• Records to use
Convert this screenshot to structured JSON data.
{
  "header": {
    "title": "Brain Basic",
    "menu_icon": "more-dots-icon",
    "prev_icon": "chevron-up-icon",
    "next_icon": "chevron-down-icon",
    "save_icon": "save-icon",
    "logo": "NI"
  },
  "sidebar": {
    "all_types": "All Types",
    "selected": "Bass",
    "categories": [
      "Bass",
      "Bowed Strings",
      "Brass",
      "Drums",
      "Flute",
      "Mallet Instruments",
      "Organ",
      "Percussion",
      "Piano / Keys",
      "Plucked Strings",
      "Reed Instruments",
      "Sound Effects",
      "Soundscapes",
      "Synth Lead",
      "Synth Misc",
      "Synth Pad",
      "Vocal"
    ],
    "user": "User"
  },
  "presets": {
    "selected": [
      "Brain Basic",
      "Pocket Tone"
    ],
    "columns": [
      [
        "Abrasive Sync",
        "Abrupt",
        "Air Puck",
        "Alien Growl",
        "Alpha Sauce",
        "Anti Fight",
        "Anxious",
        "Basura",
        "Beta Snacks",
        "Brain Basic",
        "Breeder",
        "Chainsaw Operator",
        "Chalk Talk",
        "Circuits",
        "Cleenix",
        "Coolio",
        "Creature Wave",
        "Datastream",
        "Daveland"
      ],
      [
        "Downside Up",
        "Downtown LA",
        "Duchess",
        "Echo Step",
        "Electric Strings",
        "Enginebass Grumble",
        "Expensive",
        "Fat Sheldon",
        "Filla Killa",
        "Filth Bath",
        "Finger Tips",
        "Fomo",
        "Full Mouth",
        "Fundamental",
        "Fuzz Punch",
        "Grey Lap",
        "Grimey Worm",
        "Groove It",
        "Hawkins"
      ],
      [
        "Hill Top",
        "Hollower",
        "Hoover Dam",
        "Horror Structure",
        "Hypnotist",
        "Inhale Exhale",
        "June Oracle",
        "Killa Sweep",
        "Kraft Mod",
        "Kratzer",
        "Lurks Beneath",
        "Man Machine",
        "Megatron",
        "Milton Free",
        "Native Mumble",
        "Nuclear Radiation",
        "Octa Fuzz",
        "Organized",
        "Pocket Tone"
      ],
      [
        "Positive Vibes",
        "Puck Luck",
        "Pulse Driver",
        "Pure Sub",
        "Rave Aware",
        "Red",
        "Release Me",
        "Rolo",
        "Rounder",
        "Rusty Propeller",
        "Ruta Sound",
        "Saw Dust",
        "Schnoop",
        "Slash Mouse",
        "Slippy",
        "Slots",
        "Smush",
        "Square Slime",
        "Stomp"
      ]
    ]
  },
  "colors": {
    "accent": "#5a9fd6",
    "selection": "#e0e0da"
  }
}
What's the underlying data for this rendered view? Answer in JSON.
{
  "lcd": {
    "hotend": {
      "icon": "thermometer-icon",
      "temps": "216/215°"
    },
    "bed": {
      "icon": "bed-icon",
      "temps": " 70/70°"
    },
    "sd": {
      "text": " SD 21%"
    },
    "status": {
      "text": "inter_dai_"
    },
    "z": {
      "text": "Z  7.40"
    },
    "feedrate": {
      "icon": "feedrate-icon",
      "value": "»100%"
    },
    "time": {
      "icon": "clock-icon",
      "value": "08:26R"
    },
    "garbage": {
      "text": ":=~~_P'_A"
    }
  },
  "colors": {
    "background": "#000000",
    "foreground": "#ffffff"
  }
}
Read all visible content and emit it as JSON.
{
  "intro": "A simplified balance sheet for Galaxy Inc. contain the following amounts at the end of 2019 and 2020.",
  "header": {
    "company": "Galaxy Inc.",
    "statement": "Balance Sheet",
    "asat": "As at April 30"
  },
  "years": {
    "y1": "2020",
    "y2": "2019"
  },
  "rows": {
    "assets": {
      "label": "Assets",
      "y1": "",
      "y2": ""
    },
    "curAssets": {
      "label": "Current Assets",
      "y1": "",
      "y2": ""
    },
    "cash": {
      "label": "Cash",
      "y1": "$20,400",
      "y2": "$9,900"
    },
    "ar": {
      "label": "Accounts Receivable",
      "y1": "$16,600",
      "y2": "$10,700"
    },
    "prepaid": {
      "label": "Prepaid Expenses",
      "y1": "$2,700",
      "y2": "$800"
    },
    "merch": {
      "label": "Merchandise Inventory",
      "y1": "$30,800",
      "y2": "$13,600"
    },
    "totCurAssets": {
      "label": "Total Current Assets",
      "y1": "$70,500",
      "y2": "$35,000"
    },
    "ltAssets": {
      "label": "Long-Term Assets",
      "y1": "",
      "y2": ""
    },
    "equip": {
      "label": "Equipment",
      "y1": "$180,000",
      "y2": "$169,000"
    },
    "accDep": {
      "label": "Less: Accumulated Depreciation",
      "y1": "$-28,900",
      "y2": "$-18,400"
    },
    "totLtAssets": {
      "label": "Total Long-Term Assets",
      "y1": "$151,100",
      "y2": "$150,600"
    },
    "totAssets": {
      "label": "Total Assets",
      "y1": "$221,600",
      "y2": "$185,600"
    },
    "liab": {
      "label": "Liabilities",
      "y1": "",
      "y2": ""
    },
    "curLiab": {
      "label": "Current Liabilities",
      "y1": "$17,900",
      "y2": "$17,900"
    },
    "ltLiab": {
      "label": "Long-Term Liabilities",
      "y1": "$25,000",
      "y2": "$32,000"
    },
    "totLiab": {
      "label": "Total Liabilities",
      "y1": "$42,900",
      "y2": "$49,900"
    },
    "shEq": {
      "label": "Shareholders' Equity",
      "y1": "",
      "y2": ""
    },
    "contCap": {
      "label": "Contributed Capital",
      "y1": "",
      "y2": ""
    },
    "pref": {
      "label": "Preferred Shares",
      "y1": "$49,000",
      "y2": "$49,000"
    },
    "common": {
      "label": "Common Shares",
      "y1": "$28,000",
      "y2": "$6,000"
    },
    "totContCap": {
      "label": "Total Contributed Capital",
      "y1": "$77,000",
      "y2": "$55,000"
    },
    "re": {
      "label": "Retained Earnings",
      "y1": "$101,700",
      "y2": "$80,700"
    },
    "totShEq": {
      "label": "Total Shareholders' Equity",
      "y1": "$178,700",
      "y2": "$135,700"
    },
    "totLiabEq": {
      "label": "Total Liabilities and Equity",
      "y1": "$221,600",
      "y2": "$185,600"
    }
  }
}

• What is being asked
Out of the preceding entries, pull every line containing the string "Galaxy".

• Result below
  "intro": "A simplified balance sheet for Galaxy Inc. contain the following amounts at the end of 2019 and 2020.",
    "company": "Galaxy Inc.",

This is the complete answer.